AIM - Print the records below word for word, starting at the line that contains "Patent image size: (1081, 497)." and stopping after the line that contains "The eye 265 is at (1006, 408).".

___

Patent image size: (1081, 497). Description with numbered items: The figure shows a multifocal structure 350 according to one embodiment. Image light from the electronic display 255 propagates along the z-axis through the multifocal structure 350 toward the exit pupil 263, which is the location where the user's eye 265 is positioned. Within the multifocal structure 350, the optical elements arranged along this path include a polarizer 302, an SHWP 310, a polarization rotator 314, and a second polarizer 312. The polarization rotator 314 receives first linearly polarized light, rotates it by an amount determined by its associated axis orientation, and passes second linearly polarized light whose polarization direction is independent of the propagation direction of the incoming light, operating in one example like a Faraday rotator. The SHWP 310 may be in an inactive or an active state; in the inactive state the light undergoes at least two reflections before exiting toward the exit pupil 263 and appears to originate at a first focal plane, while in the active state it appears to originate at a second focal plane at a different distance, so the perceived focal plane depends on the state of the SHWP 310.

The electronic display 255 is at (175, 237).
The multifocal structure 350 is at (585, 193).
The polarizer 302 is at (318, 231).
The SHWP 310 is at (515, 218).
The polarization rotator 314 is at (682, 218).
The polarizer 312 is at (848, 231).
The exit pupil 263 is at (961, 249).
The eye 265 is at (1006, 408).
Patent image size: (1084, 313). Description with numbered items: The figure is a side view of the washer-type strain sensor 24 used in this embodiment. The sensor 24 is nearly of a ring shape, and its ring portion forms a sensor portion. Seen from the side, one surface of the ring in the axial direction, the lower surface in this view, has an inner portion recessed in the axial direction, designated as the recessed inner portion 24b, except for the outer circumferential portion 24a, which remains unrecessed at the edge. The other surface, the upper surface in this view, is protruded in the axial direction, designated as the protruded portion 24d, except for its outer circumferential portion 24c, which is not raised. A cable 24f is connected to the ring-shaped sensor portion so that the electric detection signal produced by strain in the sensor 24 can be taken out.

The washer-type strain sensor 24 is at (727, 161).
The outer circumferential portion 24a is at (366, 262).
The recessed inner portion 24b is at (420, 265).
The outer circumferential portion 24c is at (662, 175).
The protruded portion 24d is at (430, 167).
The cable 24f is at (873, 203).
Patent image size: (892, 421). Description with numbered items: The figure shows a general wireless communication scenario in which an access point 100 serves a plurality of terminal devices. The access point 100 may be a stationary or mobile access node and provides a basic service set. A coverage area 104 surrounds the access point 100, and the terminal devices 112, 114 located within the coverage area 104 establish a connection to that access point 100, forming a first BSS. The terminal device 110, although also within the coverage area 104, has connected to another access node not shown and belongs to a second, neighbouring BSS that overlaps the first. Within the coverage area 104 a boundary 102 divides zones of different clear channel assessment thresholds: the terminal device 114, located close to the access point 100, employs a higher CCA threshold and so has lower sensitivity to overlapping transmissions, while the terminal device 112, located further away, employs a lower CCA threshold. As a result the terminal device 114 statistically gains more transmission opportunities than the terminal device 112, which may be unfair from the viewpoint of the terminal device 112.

___

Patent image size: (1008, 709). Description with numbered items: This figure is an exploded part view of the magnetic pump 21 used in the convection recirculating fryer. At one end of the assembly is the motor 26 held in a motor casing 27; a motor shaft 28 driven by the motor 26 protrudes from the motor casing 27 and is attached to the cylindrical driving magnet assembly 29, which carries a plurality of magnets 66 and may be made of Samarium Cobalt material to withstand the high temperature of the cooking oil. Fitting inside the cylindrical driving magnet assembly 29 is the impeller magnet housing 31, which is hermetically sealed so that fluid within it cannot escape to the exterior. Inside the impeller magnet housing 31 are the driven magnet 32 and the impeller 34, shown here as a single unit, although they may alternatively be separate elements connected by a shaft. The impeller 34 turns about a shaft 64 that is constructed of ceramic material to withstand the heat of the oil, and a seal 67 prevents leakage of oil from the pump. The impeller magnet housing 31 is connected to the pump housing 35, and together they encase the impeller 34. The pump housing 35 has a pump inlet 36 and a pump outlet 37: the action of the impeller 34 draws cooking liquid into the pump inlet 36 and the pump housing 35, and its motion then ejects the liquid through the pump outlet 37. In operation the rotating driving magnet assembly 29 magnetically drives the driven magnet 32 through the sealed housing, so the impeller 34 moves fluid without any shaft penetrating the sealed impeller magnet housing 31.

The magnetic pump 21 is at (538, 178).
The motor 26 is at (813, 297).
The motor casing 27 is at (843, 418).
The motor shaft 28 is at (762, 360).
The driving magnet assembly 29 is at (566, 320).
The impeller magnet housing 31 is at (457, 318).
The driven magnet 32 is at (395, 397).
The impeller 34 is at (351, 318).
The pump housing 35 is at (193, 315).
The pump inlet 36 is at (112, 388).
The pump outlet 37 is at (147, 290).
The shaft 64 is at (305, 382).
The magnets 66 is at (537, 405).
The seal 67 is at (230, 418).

___

SOLVED PROBLEM -
Patent image size: (1081, 497). Description with numbered items: The figure shows a multifocal structure 350 according to one embodiment. Image light from the electronic display 255 propagates along the z-axis through the multifocal structure 350 toward the exit pupil 263, which is the location where the user's eye 265 is positioned. Within the multifocal structure 350, the optical elements arranged along this path include a polarizer 302, an SHWP 310, a polarization rotator 314, and a second polarizer 312. The polarization rotator 314 receives first linearly polarized light, rotates it by an amount determined by its associated axis orientation, and passes second linearly polarized light whose polarization direction is independent of the propagation direction of the incoming light, operating in one example like a Faraday rotator. The SHWP 310 may be in an inactive or an active state; in the inactive state the light undergoes at least two reflections before exiting toward the exit pupil 263 and appears to originate at a first focal plane, while in the active state it appears to originate at a second focal plane at a different distance, so the perceived focal plane depends on the state of the SHWP 310.

The electronic display 255 is at (175, 237).
The multifocal structure 350 is at (585, 193).
The polarizer 302 is at (318, 231).
The SHWP 310 is at (515, 218).
The polarization rotator 314 is at (682, 218).
The polarizer 312 is at (848, 231).
The exit pupil 263 is at (961, 249).
The eye 265 is at (1006, 408).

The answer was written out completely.